STATED TASK: Reproduce each line bearing the word "image".

RECORDS FOR THE TASK:

◆ ◆ ◆ ◆ ◆ ◆ ◆

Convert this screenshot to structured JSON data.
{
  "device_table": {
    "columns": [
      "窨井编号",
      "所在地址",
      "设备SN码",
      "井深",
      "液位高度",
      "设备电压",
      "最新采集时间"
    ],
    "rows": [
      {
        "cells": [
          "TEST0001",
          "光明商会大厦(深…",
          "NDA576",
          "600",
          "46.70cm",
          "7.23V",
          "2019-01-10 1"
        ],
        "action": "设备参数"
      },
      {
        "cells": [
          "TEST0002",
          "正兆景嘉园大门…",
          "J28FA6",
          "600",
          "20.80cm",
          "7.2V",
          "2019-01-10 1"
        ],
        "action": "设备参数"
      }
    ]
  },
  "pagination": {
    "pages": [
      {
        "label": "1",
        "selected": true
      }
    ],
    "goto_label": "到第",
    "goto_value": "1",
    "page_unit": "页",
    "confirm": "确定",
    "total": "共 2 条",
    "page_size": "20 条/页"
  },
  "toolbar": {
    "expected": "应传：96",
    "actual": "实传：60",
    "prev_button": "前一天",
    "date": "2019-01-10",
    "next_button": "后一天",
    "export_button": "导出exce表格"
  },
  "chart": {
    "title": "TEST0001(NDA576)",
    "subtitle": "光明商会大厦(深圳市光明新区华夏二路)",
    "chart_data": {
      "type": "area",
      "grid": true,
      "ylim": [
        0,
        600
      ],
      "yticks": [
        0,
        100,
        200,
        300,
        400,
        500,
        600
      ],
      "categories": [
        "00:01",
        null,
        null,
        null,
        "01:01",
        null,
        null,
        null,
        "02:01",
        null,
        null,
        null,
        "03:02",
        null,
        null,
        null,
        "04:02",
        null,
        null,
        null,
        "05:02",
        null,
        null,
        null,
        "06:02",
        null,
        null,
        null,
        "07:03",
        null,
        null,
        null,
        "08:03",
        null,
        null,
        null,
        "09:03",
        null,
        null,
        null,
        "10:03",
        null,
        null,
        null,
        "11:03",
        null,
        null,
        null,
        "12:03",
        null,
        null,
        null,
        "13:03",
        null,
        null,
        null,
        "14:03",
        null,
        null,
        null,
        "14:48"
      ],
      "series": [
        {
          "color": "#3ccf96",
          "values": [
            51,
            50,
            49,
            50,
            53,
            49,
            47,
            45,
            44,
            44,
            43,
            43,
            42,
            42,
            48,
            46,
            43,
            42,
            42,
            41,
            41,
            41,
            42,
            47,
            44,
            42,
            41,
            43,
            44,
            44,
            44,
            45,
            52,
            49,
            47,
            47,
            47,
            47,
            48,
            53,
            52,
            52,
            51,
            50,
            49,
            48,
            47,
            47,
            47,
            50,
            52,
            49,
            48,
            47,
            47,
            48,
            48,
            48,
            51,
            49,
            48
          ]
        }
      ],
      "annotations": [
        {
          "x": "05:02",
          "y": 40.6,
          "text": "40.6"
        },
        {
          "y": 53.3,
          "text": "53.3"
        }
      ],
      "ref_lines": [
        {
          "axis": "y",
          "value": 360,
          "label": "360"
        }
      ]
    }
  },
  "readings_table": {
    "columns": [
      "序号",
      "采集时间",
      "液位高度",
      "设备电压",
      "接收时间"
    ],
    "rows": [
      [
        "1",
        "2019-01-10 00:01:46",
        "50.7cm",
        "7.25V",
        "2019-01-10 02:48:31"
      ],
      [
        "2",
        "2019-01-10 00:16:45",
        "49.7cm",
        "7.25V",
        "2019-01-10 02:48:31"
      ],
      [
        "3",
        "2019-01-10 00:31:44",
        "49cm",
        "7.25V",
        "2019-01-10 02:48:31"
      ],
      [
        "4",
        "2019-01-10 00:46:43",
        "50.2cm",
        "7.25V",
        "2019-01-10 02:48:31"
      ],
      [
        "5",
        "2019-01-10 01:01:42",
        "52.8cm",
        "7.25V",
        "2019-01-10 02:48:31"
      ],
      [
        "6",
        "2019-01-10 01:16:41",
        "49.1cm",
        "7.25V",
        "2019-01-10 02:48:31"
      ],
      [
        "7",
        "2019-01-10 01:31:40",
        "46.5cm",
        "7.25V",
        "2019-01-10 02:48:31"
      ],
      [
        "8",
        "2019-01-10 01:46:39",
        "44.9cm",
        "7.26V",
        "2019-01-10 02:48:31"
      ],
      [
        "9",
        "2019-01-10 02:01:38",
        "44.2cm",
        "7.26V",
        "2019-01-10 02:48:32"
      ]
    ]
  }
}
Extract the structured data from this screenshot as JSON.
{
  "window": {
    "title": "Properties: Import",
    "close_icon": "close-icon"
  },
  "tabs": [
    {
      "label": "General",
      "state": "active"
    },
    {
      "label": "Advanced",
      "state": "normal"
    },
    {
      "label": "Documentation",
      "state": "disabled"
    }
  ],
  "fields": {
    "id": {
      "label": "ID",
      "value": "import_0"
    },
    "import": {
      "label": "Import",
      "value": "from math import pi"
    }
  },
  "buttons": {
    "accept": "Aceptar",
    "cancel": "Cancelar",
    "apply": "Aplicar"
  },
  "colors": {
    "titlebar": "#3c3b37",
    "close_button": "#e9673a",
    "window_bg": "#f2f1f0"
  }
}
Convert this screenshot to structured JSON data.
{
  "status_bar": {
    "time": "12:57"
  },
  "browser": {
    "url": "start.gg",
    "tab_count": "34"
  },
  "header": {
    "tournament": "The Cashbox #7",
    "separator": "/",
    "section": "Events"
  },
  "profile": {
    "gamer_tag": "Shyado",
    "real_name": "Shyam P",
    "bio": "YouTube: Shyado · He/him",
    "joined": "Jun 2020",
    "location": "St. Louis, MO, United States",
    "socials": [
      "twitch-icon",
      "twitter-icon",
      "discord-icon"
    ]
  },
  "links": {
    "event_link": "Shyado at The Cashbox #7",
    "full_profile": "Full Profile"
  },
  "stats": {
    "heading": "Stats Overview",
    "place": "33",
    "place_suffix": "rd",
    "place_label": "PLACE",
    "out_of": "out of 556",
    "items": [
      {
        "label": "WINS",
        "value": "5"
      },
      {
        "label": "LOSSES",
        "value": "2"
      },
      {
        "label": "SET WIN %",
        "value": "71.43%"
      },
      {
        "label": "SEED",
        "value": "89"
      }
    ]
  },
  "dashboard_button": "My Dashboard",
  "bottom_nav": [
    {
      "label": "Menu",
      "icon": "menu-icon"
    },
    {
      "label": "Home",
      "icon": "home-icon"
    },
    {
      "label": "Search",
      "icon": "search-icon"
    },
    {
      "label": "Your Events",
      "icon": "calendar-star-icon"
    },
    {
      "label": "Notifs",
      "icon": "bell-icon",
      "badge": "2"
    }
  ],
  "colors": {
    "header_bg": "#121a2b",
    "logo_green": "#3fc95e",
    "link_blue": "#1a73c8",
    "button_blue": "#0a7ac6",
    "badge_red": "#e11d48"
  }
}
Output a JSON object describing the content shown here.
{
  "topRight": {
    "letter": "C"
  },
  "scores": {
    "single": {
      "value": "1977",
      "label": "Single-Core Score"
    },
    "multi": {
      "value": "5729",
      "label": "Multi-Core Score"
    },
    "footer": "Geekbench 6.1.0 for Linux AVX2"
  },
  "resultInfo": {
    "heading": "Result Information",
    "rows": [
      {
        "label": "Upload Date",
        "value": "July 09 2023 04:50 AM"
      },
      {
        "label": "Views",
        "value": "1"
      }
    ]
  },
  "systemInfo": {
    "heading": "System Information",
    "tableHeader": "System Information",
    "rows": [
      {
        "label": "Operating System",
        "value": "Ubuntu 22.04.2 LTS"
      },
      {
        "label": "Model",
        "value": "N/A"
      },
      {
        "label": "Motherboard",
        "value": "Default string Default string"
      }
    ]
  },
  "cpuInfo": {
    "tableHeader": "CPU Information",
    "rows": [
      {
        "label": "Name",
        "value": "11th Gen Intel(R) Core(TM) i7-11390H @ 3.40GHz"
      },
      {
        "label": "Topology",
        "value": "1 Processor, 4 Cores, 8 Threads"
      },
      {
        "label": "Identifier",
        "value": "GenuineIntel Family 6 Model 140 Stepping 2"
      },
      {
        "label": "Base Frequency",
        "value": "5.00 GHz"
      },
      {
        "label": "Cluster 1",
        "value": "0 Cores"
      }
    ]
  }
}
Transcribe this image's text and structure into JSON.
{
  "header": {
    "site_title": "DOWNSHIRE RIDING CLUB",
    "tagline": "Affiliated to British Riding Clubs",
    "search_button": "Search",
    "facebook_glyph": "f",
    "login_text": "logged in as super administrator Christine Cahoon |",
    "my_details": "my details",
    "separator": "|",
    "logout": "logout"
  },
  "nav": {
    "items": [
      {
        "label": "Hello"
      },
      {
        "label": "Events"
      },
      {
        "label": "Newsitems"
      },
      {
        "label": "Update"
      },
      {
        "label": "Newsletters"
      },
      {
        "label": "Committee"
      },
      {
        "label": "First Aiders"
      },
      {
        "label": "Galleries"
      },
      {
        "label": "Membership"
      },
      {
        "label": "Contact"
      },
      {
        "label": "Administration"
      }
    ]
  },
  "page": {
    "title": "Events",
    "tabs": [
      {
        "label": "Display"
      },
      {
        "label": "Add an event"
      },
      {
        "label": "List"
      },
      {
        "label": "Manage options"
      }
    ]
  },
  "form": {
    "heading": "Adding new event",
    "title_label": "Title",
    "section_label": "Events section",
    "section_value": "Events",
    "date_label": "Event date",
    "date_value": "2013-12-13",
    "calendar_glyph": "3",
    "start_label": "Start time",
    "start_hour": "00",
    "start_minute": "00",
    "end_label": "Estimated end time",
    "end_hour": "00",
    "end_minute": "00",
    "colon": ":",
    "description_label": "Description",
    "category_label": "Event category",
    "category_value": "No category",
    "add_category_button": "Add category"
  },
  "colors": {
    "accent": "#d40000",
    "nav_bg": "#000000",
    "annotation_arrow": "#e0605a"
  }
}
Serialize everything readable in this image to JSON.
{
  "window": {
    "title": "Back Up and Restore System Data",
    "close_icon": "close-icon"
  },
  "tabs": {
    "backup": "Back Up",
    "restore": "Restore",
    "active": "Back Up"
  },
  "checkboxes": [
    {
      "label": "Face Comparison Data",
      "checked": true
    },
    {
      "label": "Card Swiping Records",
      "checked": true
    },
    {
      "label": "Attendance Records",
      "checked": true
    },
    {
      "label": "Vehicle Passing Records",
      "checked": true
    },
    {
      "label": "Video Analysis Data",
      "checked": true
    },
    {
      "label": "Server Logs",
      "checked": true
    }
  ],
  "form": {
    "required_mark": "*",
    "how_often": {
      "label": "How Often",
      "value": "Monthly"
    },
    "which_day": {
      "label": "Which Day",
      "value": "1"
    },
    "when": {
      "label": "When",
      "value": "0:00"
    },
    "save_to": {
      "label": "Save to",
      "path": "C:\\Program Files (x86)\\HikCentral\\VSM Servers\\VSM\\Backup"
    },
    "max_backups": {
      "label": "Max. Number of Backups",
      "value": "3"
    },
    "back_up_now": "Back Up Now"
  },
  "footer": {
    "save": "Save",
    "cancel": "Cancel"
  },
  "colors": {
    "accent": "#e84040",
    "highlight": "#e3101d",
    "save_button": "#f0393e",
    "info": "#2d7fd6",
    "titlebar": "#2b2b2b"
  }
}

◆ ◆ ◆ ◆ ◆ ◆ ◆

WORKED SOLUTION:
Transcribe this image's text and structure into JSON.
Serialize everything readable in this image to JSON.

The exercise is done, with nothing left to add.